## Objective
State how many lines of the entries hold the string "предмету", and output nothing but that count.

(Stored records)

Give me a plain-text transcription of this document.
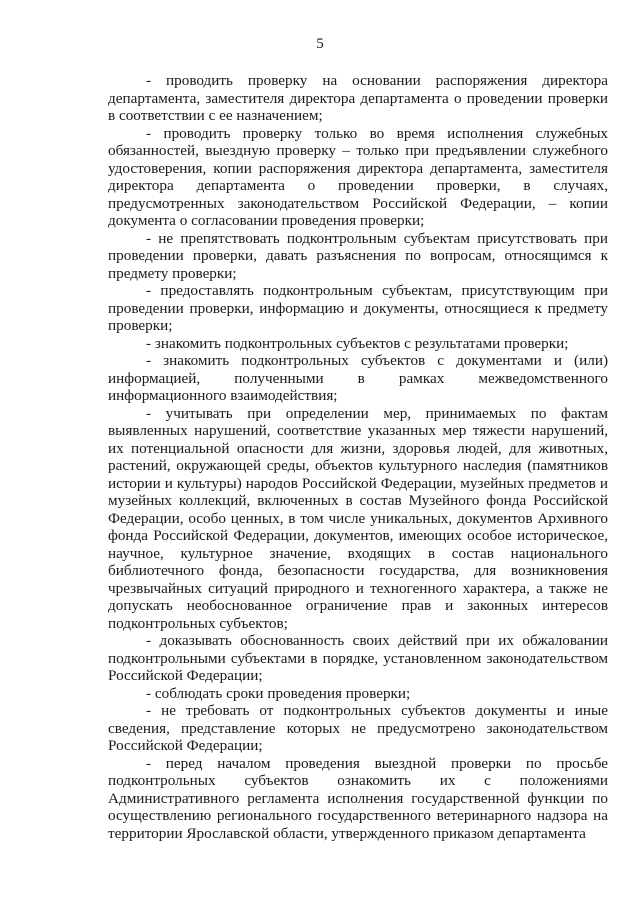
5

- проводить проверку на основании распоряжения директора департамента, заместителя директора департамента о проведении проверки в соответствии с ее назначением;

- проводить проверку только во время исполнения служебных обязанностей, выездную проверку – только при предъявлении служебного удостоверения, копии распоряжения директора департамента, заместителя директора департамента о проведении проверки, в случаях, предусмотренных законодательством Российской Федерации, – копии документа о согласовании проведения проверки;

- не препятствовать подконтрольным субъектам присутствовать при проведении проверки, давать разъяснения по вопросам, относящимся к предмету проверки;

- предоставлять подконтрольным субъектам, присутствующим при проведении проверки, информацию и документы, относящиеся к предмету проверки;

- знакомить подконтрольных субъектов с результатами проверки;

- знакомить подконтрольных субъектов с документами и (или) информацией, полученными в рамках межведомственного информационного взаимодействия;

- учитывать при определении мер, принимаемых по фактам выявленных нарушений, соответствие указанных мер тяжести нарушений, их потенциальной опасности для жизни, здоровья людей, для животных, растений, окружающей среды, объектов культурного наследия (памятников истории и культуры) народов Российской Федерации, музейных предметов и музейных коллекций, включенных в состав Музейного фонда Российской Федерации, особо ценных, в том числе уникальных, документов Архивного фонда Российской Федерации, документов, имеющих особое историческое, научное, культурное значение, входящих в состав национального библиотечного фонда, безопасности государства, для возникновения чрезвычайных ситуаций природного и техногенного характера, а также не допускать необоснованное ограничение прав и законных интересов подконтрольных субъектов;

- доказывать обоснованность своих действий при их обжаловании подконтрольными субъектами в порядке, установленном законодательством Российской Федерации;

- соблюдать сроки проведения проверки;

- не требовать от подконтрольных субъектов документы и иные сведения, представление которых не предусмотрено законодательством Российской Федерации;

- перед началом проведения выездной проверки по просьбе подконтрольных субъектов ознакомить их с положениями Административного регламента исполнения государственной функции по осуществлению регионального государственного ветеринарного надзора на территории Ярославской области, утвержденного приказом департамента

## Task output
2